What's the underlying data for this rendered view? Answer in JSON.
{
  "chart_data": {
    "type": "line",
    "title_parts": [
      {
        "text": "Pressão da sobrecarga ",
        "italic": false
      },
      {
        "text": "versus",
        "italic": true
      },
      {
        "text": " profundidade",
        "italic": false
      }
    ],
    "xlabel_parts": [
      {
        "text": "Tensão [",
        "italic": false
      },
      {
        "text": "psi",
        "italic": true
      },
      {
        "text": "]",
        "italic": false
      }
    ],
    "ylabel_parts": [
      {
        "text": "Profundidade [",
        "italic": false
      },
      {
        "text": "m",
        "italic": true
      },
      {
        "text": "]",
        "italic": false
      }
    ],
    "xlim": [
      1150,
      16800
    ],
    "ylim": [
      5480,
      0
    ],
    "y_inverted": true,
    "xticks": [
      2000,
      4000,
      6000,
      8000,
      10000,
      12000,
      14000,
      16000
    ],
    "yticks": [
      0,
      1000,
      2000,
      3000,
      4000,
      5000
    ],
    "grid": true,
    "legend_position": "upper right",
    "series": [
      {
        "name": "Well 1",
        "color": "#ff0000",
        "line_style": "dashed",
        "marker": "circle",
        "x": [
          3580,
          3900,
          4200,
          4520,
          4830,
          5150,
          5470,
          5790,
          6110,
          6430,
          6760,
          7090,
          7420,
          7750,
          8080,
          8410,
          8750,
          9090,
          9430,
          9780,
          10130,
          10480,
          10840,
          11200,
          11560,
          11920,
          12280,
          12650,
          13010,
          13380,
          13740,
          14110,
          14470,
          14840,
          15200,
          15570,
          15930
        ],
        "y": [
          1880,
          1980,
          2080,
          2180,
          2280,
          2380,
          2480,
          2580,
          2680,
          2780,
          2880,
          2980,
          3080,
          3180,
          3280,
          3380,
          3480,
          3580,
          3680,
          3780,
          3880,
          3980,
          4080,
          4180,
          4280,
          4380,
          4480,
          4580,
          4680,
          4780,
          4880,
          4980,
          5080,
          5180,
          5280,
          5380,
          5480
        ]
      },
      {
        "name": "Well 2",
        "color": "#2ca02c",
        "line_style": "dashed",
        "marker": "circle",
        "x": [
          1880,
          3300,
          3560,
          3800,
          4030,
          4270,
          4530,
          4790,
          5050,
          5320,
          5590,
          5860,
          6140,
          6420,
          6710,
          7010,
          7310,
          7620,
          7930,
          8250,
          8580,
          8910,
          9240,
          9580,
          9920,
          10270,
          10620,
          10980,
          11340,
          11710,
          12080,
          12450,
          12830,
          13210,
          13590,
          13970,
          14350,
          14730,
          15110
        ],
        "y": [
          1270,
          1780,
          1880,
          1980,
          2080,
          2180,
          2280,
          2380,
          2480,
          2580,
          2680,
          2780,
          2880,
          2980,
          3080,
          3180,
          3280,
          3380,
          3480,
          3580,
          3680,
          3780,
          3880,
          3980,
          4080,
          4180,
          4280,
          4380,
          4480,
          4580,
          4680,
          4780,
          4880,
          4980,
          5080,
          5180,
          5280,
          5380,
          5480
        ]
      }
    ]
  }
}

—————

Required work:
Of the lines in this listing, report how many contain the string "text", and give the number only.

Result for this exercise:
9